Saved data entries

----------------

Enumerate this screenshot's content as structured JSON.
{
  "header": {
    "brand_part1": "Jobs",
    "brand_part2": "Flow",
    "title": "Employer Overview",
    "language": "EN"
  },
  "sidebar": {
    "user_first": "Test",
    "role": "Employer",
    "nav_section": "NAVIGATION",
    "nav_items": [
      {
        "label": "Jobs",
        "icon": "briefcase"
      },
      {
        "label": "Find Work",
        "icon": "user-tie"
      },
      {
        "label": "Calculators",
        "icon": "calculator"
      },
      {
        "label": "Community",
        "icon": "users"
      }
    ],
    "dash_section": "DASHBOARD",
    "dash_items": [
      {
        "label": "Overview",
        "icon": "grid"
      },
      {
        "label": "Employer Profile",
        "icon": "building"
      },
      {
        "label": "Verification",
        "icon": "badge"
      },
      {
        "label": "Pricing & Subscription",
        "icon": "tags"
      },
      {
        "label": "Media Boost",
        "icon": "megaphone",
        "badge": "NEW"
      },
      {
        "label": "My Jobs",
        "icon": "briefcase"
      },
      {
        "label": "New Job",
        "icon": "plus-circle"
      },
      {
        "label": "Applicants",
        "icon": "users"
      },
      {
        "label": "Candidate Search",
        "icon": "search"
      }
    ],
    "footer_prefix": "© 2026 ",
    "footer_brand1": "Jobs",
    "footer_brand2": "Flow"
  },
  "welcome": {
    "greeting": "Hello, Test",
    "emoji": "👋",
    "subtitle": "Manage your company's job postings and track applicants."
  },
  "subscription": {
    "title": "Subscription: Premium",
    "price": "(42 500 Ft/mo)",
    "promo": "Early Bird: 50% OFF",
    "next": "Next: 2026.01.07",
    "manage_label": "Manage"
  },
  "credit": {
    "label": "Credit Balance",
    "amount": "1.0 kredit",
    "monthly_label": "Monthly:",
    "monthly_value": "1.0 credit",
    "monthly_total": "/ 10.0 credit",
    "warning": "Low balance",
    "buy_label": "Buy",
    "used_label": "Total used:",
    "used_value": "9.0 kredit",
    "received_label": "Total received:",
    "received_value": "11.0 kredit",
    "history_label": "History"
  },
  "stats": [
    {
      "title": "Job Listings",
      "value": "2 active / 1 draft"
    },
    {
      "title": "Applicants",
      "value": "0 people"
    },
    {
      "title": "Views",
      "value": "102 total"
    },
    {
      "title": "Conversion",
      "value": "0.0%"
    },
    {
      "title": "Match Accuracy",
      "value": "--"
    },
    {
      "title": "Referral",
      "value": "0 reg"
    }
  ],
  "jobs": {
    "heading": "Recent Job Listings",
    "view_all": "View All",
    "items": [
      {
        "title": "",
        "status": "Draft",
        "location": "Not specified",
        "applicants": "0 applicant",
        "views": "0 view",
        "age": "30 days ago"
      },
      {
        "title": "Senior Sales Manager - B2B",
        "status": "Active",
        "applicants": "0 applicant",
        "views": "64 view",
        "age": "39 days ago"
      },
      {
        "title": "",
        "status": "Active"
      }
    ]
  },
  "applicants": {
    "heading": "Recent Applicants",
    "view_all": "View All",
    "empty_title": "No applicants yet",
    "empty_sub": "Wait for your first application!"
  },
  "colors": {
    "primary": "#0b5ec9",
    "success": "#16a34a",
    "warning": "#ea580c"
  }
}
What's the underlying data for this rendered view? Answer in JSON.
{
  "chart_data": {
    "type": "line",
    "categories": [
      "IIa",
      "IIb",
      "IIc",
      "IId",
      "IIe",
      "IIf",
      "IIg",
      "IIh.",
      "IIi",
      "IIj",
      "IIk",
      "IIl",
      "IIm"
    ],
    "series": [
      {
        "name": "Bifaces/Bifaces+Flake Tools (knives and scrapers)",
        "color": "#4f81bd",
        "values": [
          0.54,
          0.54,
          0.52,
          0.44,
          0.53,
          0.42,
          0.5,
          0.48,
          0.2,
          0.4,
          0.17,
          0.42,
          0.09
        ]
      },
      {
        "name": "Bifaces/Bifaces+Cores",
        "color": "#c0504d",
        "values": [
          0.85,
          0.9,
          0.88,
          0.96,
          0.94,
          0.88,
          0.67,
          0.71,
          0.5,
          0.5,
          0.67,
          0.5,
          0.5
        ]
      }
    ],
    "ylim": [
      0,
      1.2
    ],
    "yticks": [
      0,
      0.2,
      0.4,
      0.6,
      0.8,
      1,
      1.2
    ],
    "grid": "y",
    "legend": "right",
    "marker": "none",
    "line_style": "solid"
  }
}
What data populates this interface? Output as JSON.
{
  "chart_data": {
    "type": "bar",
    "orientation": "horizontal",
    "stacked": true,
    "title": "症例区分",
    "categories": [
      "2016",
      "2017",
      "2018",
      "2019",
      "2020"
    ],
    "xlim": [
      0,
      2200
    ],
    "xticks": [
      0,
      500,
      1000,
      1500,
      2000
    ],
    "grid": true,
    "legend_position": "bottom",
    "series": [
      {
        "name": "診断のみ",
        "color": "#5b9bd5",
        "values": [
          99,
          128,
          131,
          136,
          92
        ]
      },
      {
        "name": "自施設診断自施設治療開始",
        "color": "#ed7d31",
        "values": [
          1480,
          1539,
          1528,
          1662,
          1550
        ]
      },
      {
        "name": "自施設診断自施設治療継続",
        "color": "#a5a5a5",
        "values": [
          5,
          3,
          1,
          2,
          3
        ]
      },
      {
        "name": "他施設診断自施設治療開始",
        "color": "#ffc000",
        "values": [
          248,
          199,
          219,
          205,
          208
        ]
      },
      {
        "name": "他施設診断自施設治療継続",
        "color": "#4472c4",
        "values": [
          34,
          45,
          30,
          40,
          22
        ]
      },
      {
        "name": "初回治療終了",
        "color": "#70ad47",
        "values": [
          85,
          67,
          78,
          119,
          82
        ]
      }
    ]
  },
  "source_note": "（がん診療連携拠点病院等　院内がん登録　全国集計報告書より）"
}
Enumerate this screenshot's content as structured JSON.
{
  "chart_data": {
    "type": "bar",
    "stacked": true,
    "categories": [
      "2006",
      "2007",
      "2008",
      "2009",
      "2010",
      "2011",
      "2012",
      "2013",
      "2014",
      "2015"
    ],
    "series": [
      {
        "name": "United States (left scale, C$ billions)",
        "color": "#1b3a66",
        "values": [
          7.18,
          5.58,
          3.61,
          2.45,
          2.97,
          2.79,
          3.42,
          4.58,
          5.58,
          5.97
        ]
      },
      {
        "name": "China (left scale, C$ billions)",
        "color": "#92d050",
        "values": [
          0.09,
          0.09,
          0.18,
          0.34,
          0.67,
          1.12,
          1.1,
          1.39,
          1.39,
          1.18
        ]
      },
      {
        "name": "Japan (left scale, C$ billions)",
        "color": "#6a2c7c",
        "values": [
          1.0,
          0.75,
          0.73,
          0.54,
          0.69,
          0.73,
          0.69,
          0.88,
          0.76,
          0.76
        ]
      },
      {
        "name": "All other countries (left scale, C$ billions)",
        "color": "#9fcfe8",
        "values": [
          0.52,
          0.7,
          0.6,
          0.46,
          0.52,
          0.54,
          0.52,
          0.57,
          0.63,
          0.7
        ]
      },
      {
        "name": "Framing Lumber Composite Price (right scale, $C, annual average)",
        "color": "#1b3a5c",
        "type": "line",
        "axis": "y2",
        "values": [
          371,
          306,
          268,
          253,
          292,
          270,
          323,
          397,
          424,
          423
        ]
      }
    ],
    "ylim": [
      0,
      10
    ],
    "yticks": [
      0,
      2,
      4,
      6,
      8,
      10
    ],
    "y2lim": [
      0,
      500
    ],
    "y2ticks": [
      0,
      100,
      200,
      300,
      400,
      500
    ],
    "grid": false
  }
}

----------------

Check each line above for the string "left" and show the ones that have it.

        "name": "United States (left scale, C$ billions)",
        "name": "China (left scale, C$ billions)",
        "name": "Japan (left scale, C$ billions)",
        "name": "All other countries (left scale, C$ billions)",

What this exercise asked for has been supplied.